**SET PROBLEM:**
Work out how many lines of the material below mention the word "станка"; reply with the number only.

**EXERCISE MATERIAL:**
--- Begin ---

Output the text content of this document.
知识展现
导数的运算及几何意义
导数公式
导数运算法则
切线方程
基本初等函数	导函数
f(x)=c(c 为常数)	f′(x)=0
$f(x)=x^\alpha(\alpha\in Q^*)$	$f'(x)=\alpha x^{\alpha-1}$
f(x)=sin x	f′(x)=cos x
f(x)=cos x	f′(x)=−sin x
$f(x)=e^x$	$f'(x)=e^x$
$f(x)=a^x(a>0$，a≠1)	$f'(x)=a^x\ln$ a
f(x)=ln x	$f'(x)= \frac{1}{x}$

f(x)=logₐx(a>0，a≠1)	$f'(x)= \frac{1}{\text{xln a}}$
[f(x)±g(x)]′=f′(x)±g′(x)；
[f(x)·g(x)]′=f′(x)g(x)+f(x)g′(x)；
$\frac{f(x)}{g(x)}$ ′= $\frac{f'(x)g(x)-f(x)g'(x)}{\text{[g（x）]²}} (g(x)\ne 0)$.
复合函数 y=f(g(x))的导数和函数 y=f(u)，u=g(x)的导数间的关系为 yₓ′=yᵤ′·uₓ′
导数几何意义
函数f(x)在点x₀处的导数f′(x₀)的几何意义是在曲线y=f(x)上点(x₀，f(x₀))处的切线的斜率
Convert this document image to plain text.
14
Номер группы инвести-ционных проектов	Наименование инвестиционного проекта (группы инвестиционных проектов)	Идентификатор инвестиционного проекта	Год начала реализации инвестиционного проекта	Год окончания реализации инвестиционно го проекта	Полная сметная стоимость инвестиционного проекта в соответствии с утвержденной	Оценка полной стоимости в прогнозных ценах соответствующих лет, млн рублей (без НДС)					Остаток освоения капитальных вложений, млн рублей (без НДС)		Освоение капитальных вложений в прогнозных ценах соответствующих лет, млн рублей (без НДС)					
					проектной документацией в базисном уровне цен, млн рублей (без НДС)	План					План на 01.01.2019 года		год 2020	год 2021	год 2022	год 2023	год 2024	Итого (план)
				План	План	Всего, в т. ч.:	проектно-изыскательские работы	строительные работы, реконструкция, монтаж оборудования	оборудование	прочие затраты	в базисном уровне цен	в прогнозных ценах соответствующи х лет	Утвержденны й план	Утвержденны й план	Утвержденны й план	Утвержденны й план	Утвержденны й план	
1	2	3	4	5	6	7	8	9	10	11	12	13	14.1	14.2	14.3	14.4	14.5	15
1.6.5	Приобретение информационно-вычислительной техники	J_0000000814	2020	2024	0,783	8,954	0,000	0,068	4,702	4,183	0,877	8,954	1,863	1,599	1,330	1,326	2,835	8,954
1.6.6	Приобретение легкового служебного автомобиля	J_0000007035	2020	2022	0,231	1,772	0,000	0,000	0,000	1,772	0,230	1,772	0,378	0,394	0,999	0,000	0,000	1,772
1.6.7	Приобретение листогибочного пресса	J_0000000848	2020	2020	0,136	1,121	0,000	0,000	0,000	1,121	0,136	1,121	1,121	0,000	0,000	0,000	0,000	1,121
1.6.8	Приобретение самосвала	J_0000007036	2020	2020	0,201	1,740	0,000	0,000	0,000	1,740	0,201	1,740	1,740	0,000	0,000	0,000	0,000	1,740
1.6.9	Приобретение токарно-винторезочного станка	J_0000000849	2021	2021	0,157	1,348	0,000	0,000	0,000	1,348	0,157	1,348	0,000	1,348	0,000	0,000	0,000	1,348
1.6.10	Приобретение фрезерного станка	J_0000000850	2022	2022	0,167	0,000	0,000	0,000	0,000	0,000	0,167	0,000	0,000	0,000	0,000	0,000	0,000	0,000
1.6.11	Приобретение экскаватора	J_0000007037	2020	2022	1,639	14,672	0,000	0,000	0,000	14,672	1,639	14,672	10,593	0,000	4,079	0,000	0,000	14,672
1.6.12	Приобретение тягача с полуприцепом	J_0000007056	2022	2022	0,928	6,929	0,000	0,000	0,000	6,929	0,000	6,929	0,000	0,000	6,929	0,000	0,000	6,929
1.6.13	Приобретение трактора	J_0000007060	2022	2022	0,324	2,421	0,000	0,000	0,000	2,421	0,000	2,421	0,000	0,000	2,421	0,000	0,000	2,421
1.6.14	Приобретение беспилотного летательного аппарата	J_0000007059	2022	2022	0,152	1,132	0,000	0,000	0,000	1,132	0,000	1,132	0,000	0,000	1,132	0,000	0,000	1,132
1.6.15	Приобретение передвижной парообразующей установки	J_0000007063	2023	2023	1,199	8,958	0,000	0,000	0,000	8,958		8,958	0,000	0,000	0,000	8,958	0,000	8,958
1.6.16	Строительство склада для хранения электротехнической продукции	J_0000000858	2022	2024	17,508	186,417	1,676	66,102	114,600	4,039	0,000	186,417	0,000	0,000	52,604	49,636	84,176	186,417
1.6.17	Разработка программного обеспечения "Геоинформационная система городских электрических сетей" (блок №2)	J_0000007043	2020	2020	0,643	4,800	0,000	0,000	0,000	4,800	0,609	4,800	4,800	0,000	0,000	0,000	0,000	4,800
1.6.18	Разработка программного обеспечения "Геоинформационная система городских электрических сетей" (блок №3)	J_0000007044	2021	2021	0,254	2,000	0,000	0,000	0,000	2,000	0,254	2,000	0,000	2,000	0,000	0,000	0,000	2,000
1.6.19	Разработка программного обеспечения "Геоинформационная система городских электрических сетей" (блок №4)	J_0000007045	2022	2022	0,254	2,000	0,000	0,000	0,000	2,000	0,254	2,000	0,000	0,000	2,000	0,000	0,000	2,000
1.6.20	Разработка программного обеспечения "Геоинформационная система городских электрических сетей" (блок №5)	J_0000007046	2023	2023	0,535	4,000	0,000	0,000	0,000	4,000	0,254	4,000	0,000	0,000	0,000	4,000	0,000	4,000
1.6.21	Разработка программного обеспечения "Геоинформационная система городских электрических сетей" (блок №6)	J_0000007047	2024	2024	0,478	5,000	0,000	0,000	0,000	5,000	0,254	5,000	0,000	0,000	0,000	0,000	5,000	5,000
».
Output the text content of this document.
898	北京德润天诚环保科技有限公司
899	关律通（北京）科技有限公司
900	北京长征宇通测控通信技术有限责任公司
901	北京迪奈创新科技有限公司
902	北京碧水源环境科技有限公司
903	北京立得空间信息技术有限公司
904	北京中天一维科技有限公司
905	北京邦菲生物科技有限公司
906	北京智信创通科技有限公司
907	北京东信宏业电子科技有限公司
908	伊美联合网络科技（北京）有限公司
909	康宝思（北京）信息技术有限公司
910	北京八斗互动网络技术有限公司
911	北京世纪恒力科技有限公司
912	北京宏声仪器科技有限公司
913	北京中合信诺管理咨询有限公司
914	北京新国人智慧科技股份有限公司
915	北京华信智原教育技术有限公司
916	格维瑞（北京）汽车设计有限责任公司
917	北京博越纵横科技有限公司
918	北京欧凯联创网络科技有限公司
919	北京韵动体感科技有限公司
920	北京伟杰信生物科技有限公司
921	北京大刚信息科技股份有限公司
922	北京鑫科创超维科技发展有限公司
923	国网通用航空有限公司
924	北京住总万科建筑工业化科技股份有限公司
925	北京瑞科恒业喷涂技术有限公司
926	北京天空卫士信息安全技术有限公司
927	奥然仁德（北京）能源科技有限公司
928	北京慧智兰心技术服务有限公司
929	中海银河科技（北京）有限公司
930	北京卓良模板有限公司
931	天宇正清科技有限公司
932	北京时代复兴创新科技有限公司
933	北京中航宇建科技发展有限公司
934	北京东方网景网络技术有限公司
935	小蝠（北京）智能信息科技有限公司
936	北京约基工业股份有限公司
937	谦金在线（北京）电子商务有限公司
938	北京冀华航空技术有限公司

--- End ---

**SOLUTION TO THE PROBLEM:**
2